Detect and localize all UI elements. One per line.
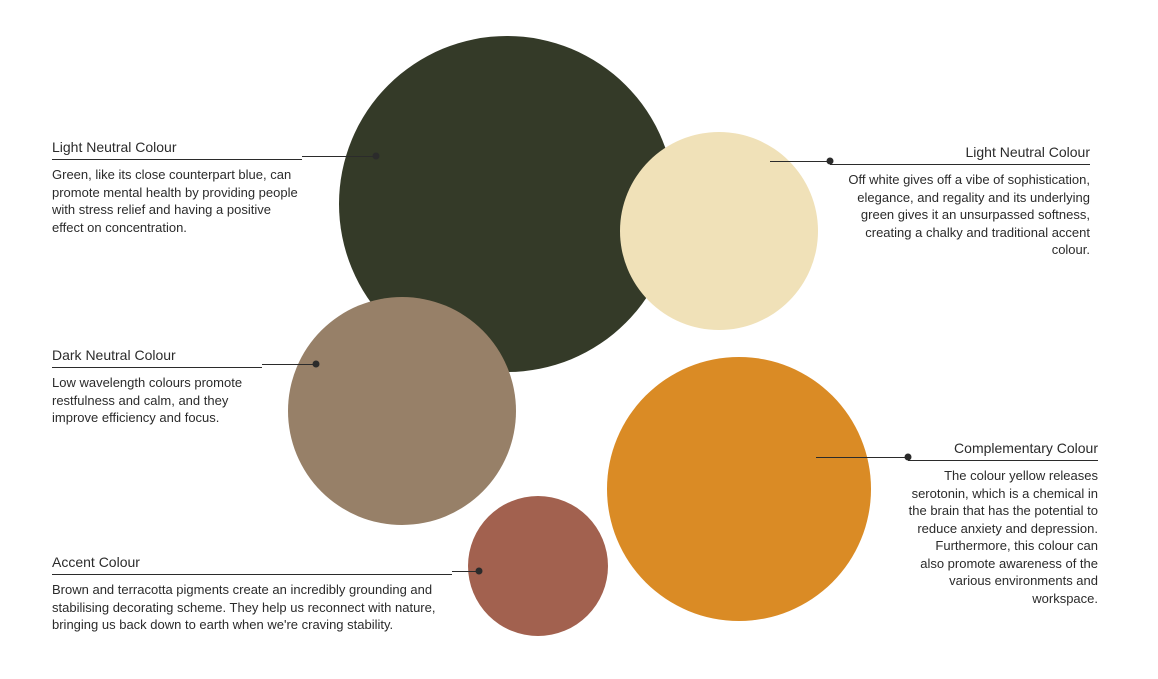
leader-taupe	[262, 364, 316, 365]
label-terracotta: Accent Colour Brown and terracotta pigmen…	[52, 554, 452, 634]
swatch-terracotta	[468, 496, 608, 636]
label-dark_green: Light Neutral Colour Green, like its clos…	[52, 139, 302, 236]
label-desc-dark_green: Green, like its close counterpart blue, …	[52, 166, 302, 236]
leader-dot-mustard	[905, 454, 912, 461]
leader-cream	[770, 161, 830, 162]
label-desc-mustard: The colour yellow releases serotonin, wh…	[908, 467, 1098, 607]
label-title-mustard: Complementary Colour	[908, 440, 1098, 461]
palette-infographic: Light Neutral Colour Green, like its clos…	[0, 0, 1158, 679]
leader-dark_green	[302, 156, 376, 157]
leader-dot-dark_green	[373, 153, 380, 160]
label-desc-terracotta: Brown and terracotta pigments create an …	[52, 581, 452, 634]
label-cream: Light Neutral Colour Off white gives off …	[830, 144, 1090, 259]
label-title-dark_green: Light Neutral Colour	[52, 139, 302, 160]
leader-dot-cream	[827, 158, 834, 165]
label-title-cream: Light Neutral Colour	[830, 144, 1090, 165]
label-mustard: Complementary Colour The colour yellow re…	[908, 440, 1098, 607]
leader-mustard	[816, 457, 908, 458]
leader-dot-terracotta	[476, 568, 483, 575]
label-taupe: Dark Neutral Colour Low wavelength colour…	[52, 347, 262, 427]
swatch-mustard	[607, 357, 871, 621]
label-desc-taupe: Low wavelength colours promote restfulne…	[52, 374, 262, 427]
label-title-terracotta: Accent Colour	[52, 554, 452, 575]
label-desc-cream: Off white gives off a vibe of sophistica…	[830, 171, 1090, 259]
swatch-taupe	[288, 297, 516, 525]
leader-dot-taupe	[313, 361, 320, 368]
label-title-taupe: Dark Neutral Colour	[52, 347, 262, 368]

┄┄┄┄┄┄

Description of the task: Rewrite every line above as a numbered list, omitting blank lines and the picture.

The solution:
1. Detect and localize all UI elements. One per line.
2. leader-taupe	[262, 364, 316, 365]
3. label-terracotta: Accent Colour Brown and terracotta pigmen…	[52, 554, 452, 634]
4. swatch-terracotta	[468, 496, 608, 636]
5. label-dark_green: Light Neutral Colour Green, like its clos…	[52, 139, 302, 236]
6. label-desc-dark_green: Green, like its close counterpart blue, …	[52, 166, 302, 236]
7. leader-dot-mustard	[905, 454, 912, 461]
8. leader-cream	[770, 161, 830, 162]
9. label-desc-mustard: The colour yellow releases serotonin, wh…	[908, 467, 1098, 607]
10. label-title-mustard: Complementary Colour	[908, 440, 1098, 461]
11. palette-infographic: Light Neutral Colour Green, like its clos…	[0, 0, 1158, 679]
12. leader-dark_green	[302, 156, 376, 157]
13. leader-dot-dark_green	[373, 153, 380, 160]
14. label-desc-terracotta: Brown and terracotta pigments create an …	[52, 581, 452, 634]
15. label-cream: Light Neutral Colour Off white gives off …	[830, 144, 1090, 259]
16. label-title-dark_green: Light Neutral Colour	[52, 139, 302, 160]
17. leader-dot-cream	[827, 158, 834, 165]
18. label-title-cream: Light Neutral Colour	[830, 144, 1090, 165]
19. label-mustard: Complementary Colour The colour yellow re…	[908, 440, 1098, 607]
20. leader-mustard	[816, 457, 908, 458]
21. leader-dot-terracotta	[476, 568, 483, 575]
22. label-taupe: Dark Neutral Colour Low wavelength colour…	[52, 347, 262, 427]
23. swatch-mustard	[607, 357, 871, 621]
24. label-desc-taupe: Low wavelength colours promote restfulne…	[52, 374, 262, 427]
25. label-title-terracotta: Accent Colour	[52, 554, 452, 575]
26. label-desc-cream: Off white gives off a vibe of sophistica…	[830, 171, 1090, 259]
27. swatch-taupe	[288, 297, 516, 525]
28. leader-dot-taupe	[313, 361, 320, 368]
29. label-title-taupe: Dark Neutral Colour	[52, 347, 262, 368]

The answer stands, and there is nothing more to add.